▸ Task goal:
From the entries that follow, pick out all lines holding "JSON".

Dataset rows about figures
## Begin
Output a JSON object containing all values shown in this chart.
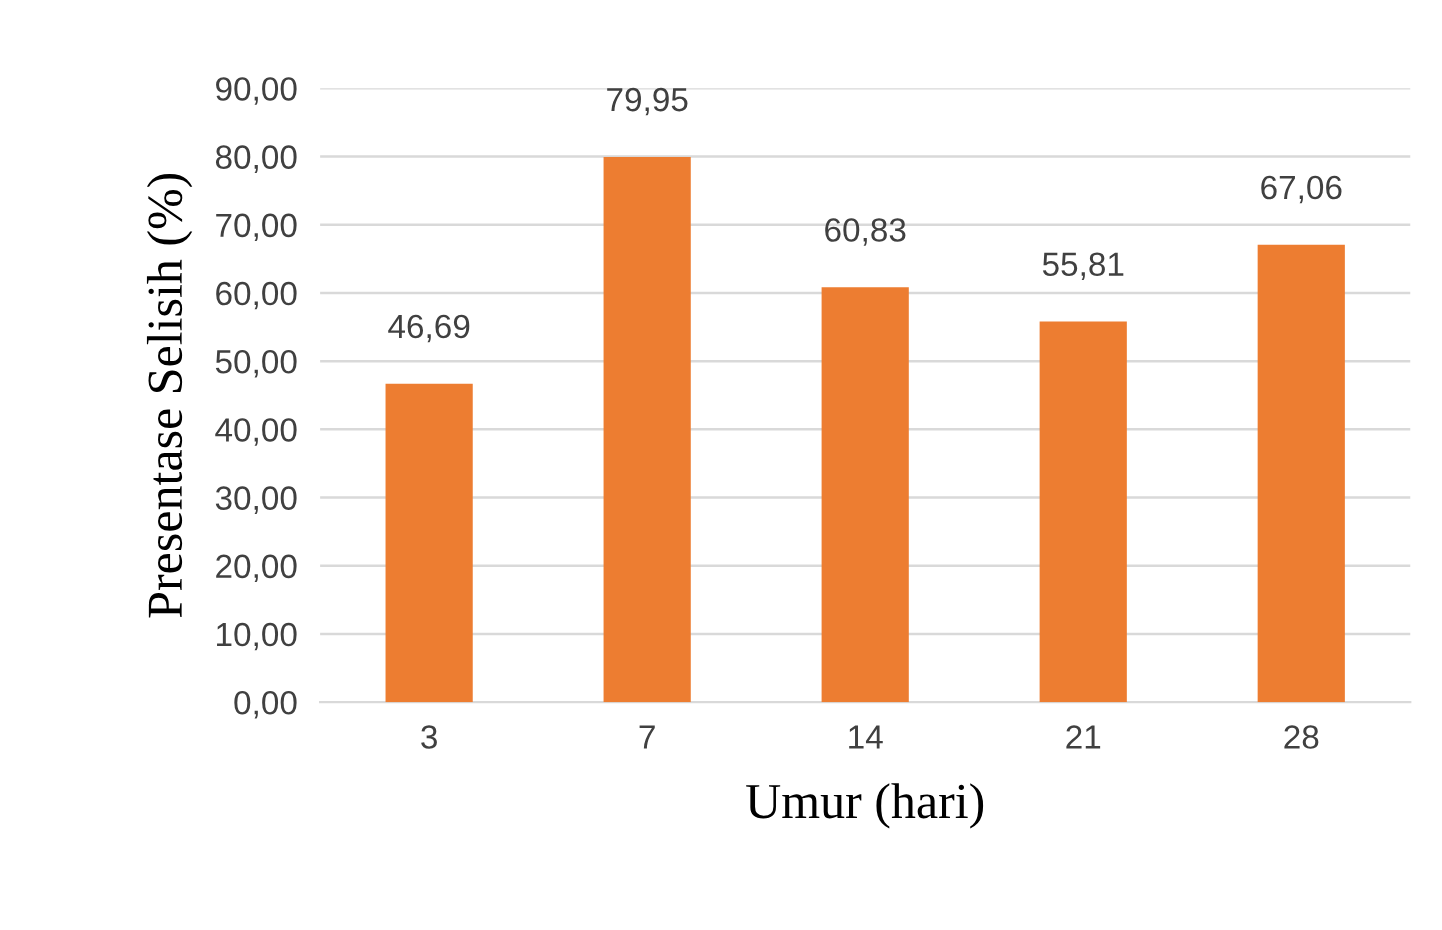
{
  "chart_data": {
    "type": "bar",
    "xlabel": "Umur (hari)",
    "ylabel": "Presentase Selisih (%)",
    "categories": [
      "3",
      "7",
      "14",
      "21",
      "28"
    ],
    "values": [
      46.69,
      79.95,
      60.83,
      55.81,
      67.06
    ],
    "value_labels": [
      "46,69",
      "79,95",
      "60,83",
      "55,81",
      "67,06"
    ],
    "color": "#ed7d31",
    "ylim": [
      0,
      90
    ],
    "yticks": [
      {
        "value": 0,
        "label": "0,00"
      },
      {
        "value": 10,
        "label": "10,00"
      },
      {
        "value": 20,
        "label": "20,00"
      },
      {
        "value": 30,
        "label": "30,00"
      },
      {
        "value": 40,
        "label": "40,00"
      },
      {
        "value": 50,
        "label": "50,00"
      },
      {
        "value": 60,
        "label": "60,00"
      },
      {
        "value": 70,
        "label": "70,00"
      },
      {
        "value": 80,
        "label": "80,00"
      },
      {
        "value": 90,
        "label": "90,00"
      }
    ],
    "grid": "y",
    "legend": false
  }
}
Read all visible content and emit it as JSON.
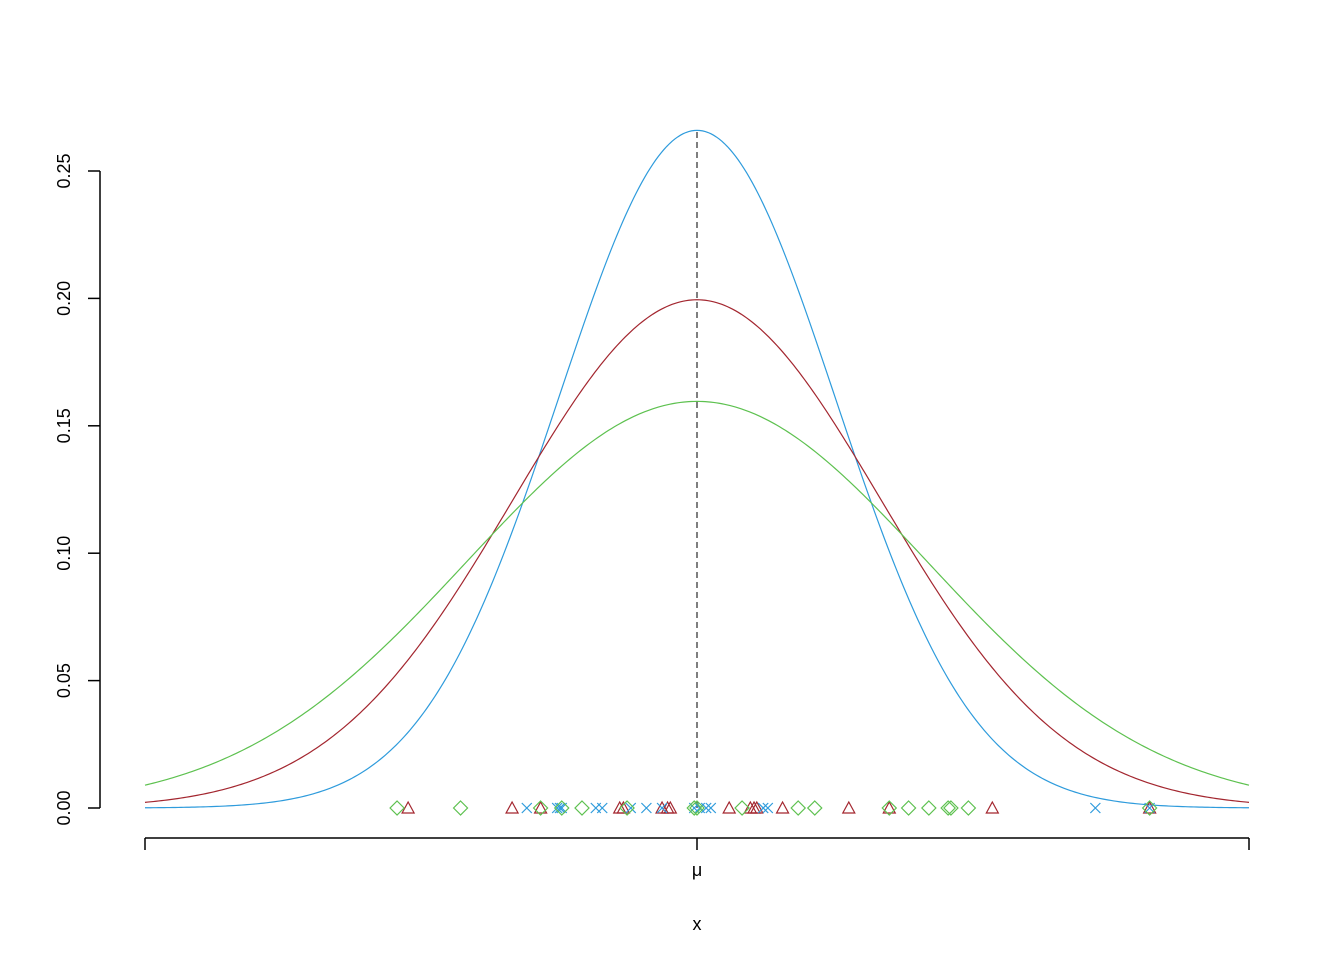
{
  "chart_data": {
    "type": "density",
    "xlabel": "x",
    "xlim": [
      -6,
      6
    ],
    "ylim": [
      0,
      0.25
    ],
    "xticks": [
      {
        "value": -6,
        "label": null
      },
      {
        "value": 0,
        "label": "μ"
      },
      {
        "value": 6,
        "label": null
      }
    ],
    "yticks": [
      {
        "value": 0,
        "label": "0.00"
      },
      {
        "value": 0.05,
        "label": "0.05"
      },
      {
        "value": 0.1,
        "label": "0.10"
      },
      {
        "value": 0.15,
        "label": "0.15"
      },
      {
        "value": 0.2,
        "label": "0.20"
      },
      {
        "value": 0.25,
        "label": "0.25"
      }
    ],
    "vline": 0,
    "curves": [
      {
        "color": "#2e9bdc",
        "mean": 0,
        "sd": 1.5
      },
      {
        "color": "#a3262f",
        "mean": 0,
        "sd": 2
      },
      {
        "color": "#5dc14f",
        "mean": 0,
        "sd": 2.5
      }
    ],
    "points": [
      {
        "color": "#a3262f",
        "shape": "triangle",
        "x": [
          -3.14,
          -2.01,
          -1.7,
          -0.84,
          -0.8,
          -0.38,
          -0.32,
          -0.29,
          0.35,
          0.58,
          0.62,
          0.65,
          0.93,
          1.65,
          2.09,
          3.21,
          4.92
        ],
        "y": [
          0,
          0,
          0,
          0,
          0,
          0,
          0,
          0,
          0,
          0,
          0,
          0,
          0,
          0,
          0,
          0,
          0
        ]
      },
      {
        "color": "#2e9bdc",
        "shape": "cross",
        "x": [
          -1.85,
          -1.52,
          -1.49,
          -1.47,
          -1.1,
          -1.03,
          -0.72,
          -0.55,
          -0.38,
          -0.03,
          0.03,
          0.1,
          0.15,
          0.72,
          0.77,
          4.33,
          4.92
        ],
        "y": [
          0,
          0,
          0,
          0,
          0,
          0,
          0,
          0,
          0,
          0,
          0,
          0,
          0,
          0,
          0,
          0,
          0
        ]
      },
      {
        "color": "#5dc14f",
        "shape": "diamond",
        "x": [
          -3.26,
          -2.57,
          -1.7,
          -1.47,
          -1.25,
          -0.76,
          -0.03,
          0,
          0.49,
          1.1,
          1.28,
          2.09,
          2.3,
          2.52,
          2.73,
          2.76,
          2.95,
          4.92
        ],
        "y": [
          0,
          0,
          0,
          0,
          0,
          0,
          0,
          0,
          0,
          0,
          0,
          0,
          0,
          0,
          0,
          0,
          0,
          0
        ]
      }
    ]
  }
}
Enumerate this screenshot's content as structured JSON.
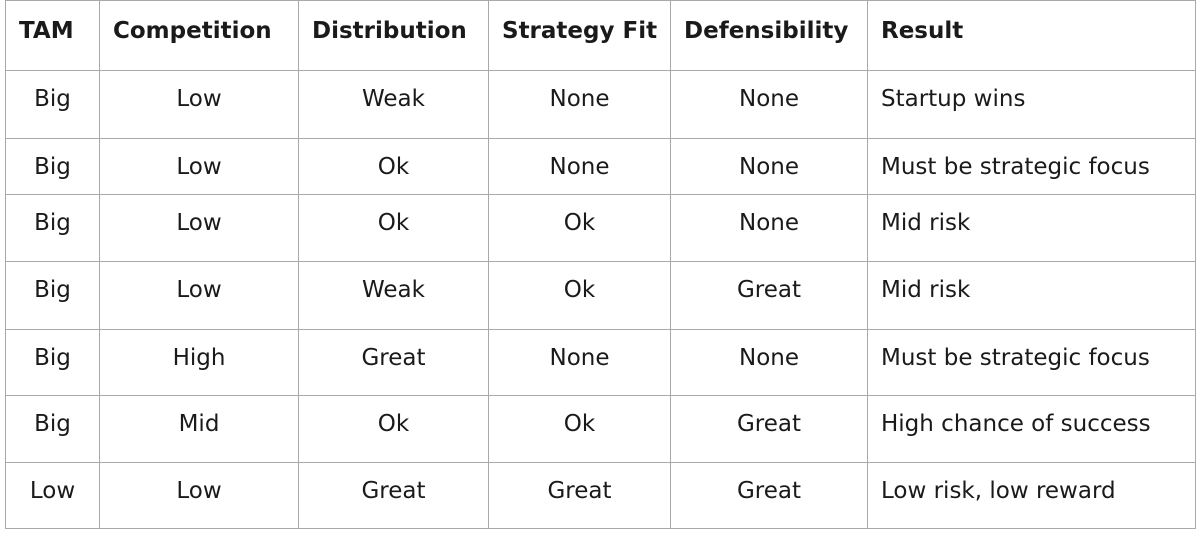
{
  "table": {
    "headers": [
      "TAM",
      "Competition",
      "Distribution",
      "Strategy Fit",
      "Defensibility",
      "Result"
    ],
    "rows": [
      [
        "Big",
        "Low",
        "Weak",
        "None",
        "None",
        "Startup wins"
      ],
      [
        "Big",
        "Low",
        "Ok",
        "None",
        "None",
        "Must be strategic focus"
      ],
      [
        "Big",
        "Low",
        "Ok",
        "Ok",
        "None",
        "Mid risk"
      ],
      [
        "Big",
        "Low",
        "Weak",
        "Ok",
        "Great",
        "Mid risk"
      ],
      [
        "Big",
        "High",
        "Great",
        "None",
        "None",
        "Must be strategic focus"
      ],
      [
        "Big",
        "Mid",
        "Ok",
        "Ok",
        "Great",
        "High chance of success"
      ],
      [
        "Low",
        "Low",
        "Great",
        "Great",
        "Great",
        "Low risk, low reward"
      ]
    ]
  }
}
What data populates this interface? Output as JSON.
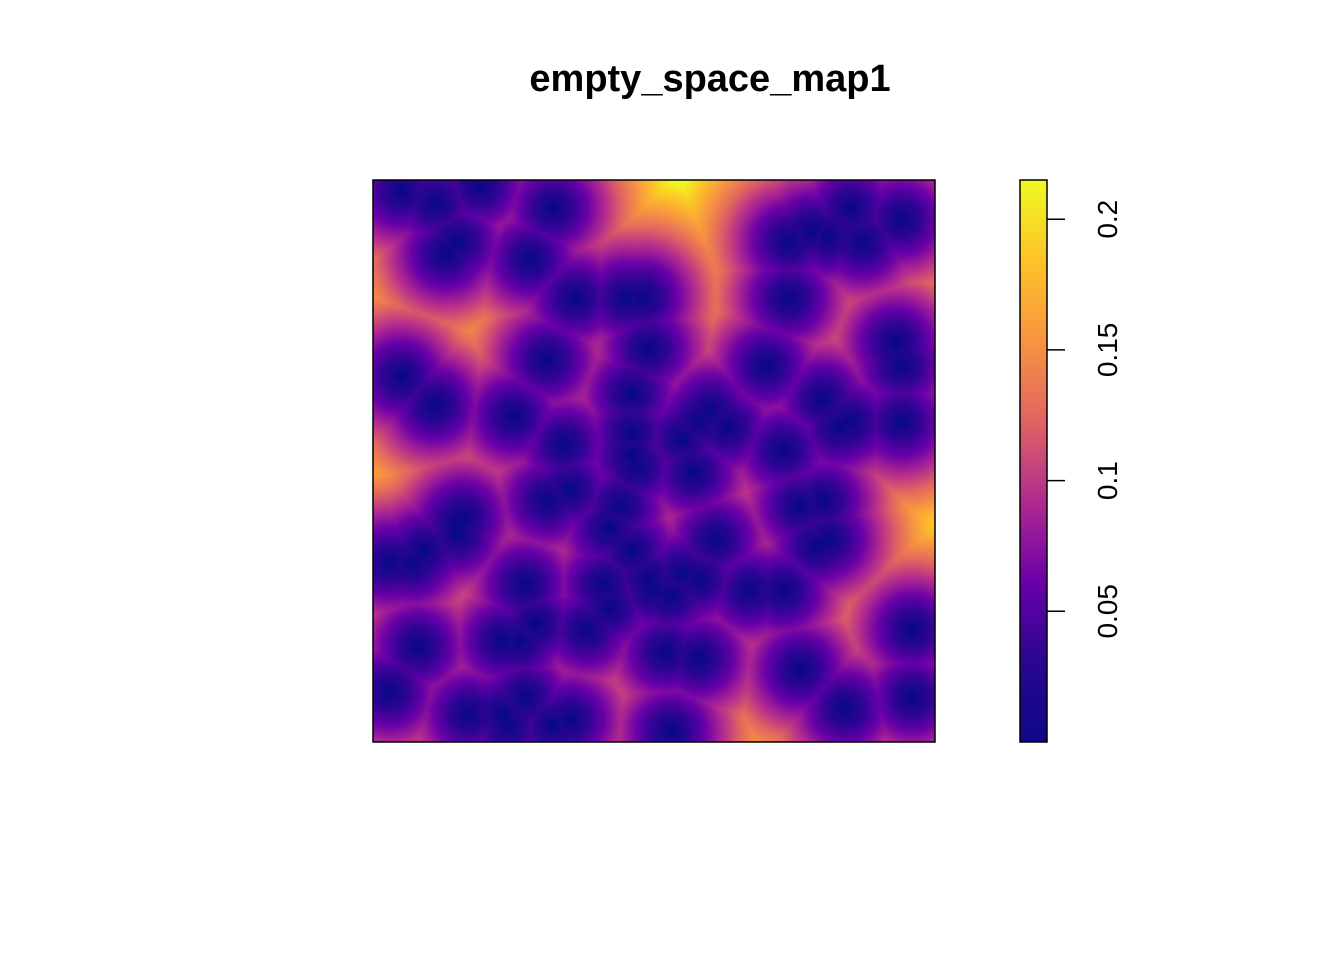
{
  "chart_data": {
    "type": "heatmap",
    "title": "empty_space_map1",
    "xlabel": "",
    "ylabel": "",
    "xlim": [
      0,
      1
    ],
    "ylim": [
      0,
      1
    ],
    "grid": false,
    "value_range": [
      0,
      0.215
    ],
    "legend": {
      "placement": "right",
      "ticks": [
        0.05,
        0.1,
        0.15,
        0.2
      ],
      "tick_labels": [
        "0.05",
        "0.1",
        "0.15",
        "0.2"
      ]
    },
    "colormap": [
      "#0d0887",
      "#2a0593",
      "#6a00a8",
      "#b12a90",
      "#e16462",
      "#f89441",
      "#fdc328",
      "#f0f921"
    ],
    "points": [
      [
        0.05,
        0.98
      ],
      [
        0.11,
        0.96
      ],
      [
        0.19,
        0.99
      ],
      [
        0.32,
        0.95
      ],
      [
        0.13,
        0.87
      ],
      [
        0.15,
        0.89
      ],
      [
        0.28,
        0.86
      ],
      [
        0.36,
        0.79
      ],
      [
        0.45,
        0.79
      ],
      [
        0.48,
        0.79
      ],
      [
        0.74,
        0.89
      ],
      [
        0.78,
        0.91
      ],
      [
        0.81,
        0.9
      ],
      [
        0.85,
        0.95
      ],
      [
        0.87,
        0.89
      ],
      [
        0.94,
        0.93
      ],
      [
        0.74,
        0.79
      ],
      [
        0.05,
        0.65
      ],
      [
        0.11,
        0.6
      ],
      [
        0.31,
        0.68
      ],
      [
        0.49,
        0.7
      ],
      [
        0.25,
        0.58
      ],
      [
        0.46,
        0.62
      ],
      [
        0.46,
        0.55
      ],
      [
        0.46,
        0.51
      ],
      [
        0.47,
        0.49
      ],
      [
        0.58,
        0.57
      ],
      [
        0.6,
        0.59
      ],
      [
        0.63,
        0.56
      ],
      [
        0.55,
        0.54
      ],
      [
        0.57,
        0.48
      ],
      [
        0.7,
        0.67
      ],
      [
        0.73,
        0.52
      ],
      [
        0.8,
        0.61
      ],
      [
        0.83,
        0.56
      ],
      [
        0.85,
        0.57
      ],
      [
        0.93,
        0.71
      ],
      [
        0.94,
        0.67
      ],
      [
        0.94,
        0.57
      ],
      [
        0.34,
        0.53
      ],
      [
        0.35,
        0.45
      ],
      [
        0.31,
        0.43
      ],
      [
        0.44,
        0.42
      ],
      [
        0.42,
        0.38
      ],
      [
        0.46,
        0.34
      ],
      [
        0.41,
        0.28
      ],
      [
        0.16,
        0.4
      ],
      [
        0.15,
        0.39
      ],
      [
        0.15,
        0.37
      ],
      [
        0.09,
        0.34
      ],
      [
        0.07,
        0.32
      ],
      [
        0.03,
        0.32
      ],
      [
        0.76,
        0.42
      ],
      [
        0.8,
        0.43
      ],
      [
        0.81,
        0.36
      ],
      [
        0.79,
        0.35
      ],
      [
        0.61,
        0.36
      ],
      [
        0.58,
        0.29
      ],
      [
        0.53,
        0.26
      ],
      [
        0.5,
        0.27
      ],
      [
        0.49,
        0.29
      ],
      [
        0.55,
        0.3
      ],
      [
        0.42,
        0.24
      ],
      [
        0.38,
        0.2
      ],
      [
        0.27,
        0.28
      ],
      [
        0.67,
        0.27
      ],
      [
        0.73,
        0.27
      ],
      [
        0.29,
        0.21
      ],
      [
        0.26,
        0.18
      ],
      [
        0.23,
        0.18
      ],
      [
        0.08,
        0.17
      ],
      [
        0.52,
        0.16
      ],
      [
        0.58,
        0.15
      ],
      [
        0.76,
        0.13
      ],
      [
        0.96,
        0.2
      ],
      [
        0.03,
        0.09
      ],
      [
        0.17,
        0.05
      ],
      [
        0.23,
        0.05
      ],
      [
        0.24,
        0.03
      ],
      [
        0.27,
        0.08
      ],
      [
        0.32,
        0.03
      ],
      [
        0.35,
        0.04
      ],
      [
        0.53,
        0.02
      ],
      [
        0.84,
        0.06
      ],
      [
        0.96,
        0.08
      ]
    ]
  }
}
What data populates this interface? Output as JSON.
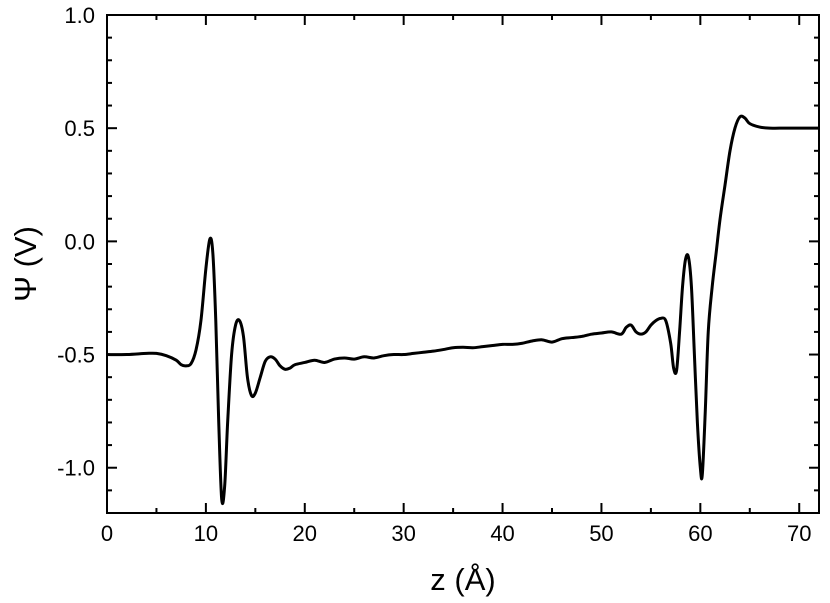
{
  "chart_data": {
    "type": "line",
    "xlabel": "z (Å)",
    "ylabel": "Ψ (V)",
    "xlim": [
      0,
      72
    ],
    "ylim": [
      -1.2,
      1.0
    ],
    "grid": false,
    "x_ticks": [
      0,
      10,
      20,
      30,
      40,
      50,
      60,
      70
    ],
    "x_tick_labels": [
      "0",
      "10",
      "20",
      "30",
      "40",
      "50",
      "60",
      "70"
    ],
    "y_ticks": [
      1.0,
      0.5,
      0.0,
      -0.5,
      -1.0
    ],
    "y_tick_labels": [
      "1.0",
      "0.5",
      "0.0",
      "-0.5",
      "-1.0"
    ],
    "series": [
      {
        "color": "#000000",
        "x": [
          0,
          2,
          4,
          5,
          6,
          7,
          7.5,
          8,
          8.5,
          9,
          9.5,
          10,
          10.4,
          10.7,
          11,
          11.3,
          11.6,
          11.9,
          12.2,
          12.6,
          13,
          13.4,
          13.8,
          14.2,
          14.6,
          15,
          15.5,
          16,
          16.5,
          17,
          17.5,
          18,
          18.5,
          19,
          20,
          21,
          22,
          23,
          24,
          25,
          26,
          27,
          28,
          29,
          30,
          31,
          32,
          33,
          34,
          35,
          36,
          37,
          38,
          39,
          40,
          41,
          42,
          43,
          44,
          45,
          46,
          47,
          48,
          49,
          50,
          51,
          52,
          52.5,
          53,
          53.5,
          54,
          54.5,
          55,
          55.5,
          56,
          56.5,
          57,
          57.3,
          57.6,
          57.9,
          58.2,
          58.5,
          58.8,
          59.1,
          59.4,
          59.7,
          60,
          60.2,
          60.5,
          60.8,
          61.2,
          61.6,
          62,
          62.5,
          63,
          63.5,
          64,
          64.5,
          65,
          66,
          67,
          68,
          70,
          72
        ],
        "y": [
          -0.5,
          -0.5,
          -0.495,
          -0.495,
          -0.505,
          -0.525,
          -0.545,
          -0.55,
          -0.54,
          -0.48,
          -0.35,
          -0.12,
          0.01,
          -0.05,
          -0.35,
          -0.8,
          -1.14,
          -1.08,
          -0.8,
          -0.5,
          -0.37,
          -0.35,
          -0.42,
          -0.6,
          -0.68,
          -0.67,
          -0.6,
          -0.53,
          -0.51,
          -0.52,
          -0.55,
          -0.565,
          -0.56,
          -0.545,
          -0.535,
          -0.525,
          -0.535,
          -0.52,
          -0.515,
          -0.52,
          -0.51,
          -0.515,
          -0.505,
          -0.5,
          -0.5,
          -0.495,
          -0.49,
          -0.485,
          -0.478,
          -0.47,
          -0.468,
          -0.47,
          -0.465,
          -0.46,
          -0.455,
          -0.455,
          -0.45,
          -0.44,
          -0.435,
          -0.445,
          -0.43,
          -0.425,
          -0.42,
          -0.41,
          -0.405,
          -0.4,
          -0.41,
          -0.38,
          -0.37,
          -0.4,
          -0.41,
          -0.4,
          -0.37,
          -0.35,
          -0.34,
          -0.35,
          -0.45,
          -0.56,
          -0.57,
          -0.4,
          -0.2,
          -0.08,
          -0.07,
          -0.2,
          -0.5,
          -0.8,
          -1.0,
          -1.03,
          -0.75,
          -0.4,
          -0.2,
          -0.05,
          0.1,
          0.25,
          0.4,
          0.5,
          0.55,
          0.545,
          0.52,
          0.505,
          0.5,
          0.5,
          0.5,
          0.5
        ]
      }
    ]
  }
}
## End
▸ Result for this exercise:
Output a JSON object containing all values shown in this chart.
Read all visible content and emit it as JSON.
Enumerate this screenshot's content as structured JSON.
What data populates this interface? Output as JSON.
What data populates this interface? Output as JSON.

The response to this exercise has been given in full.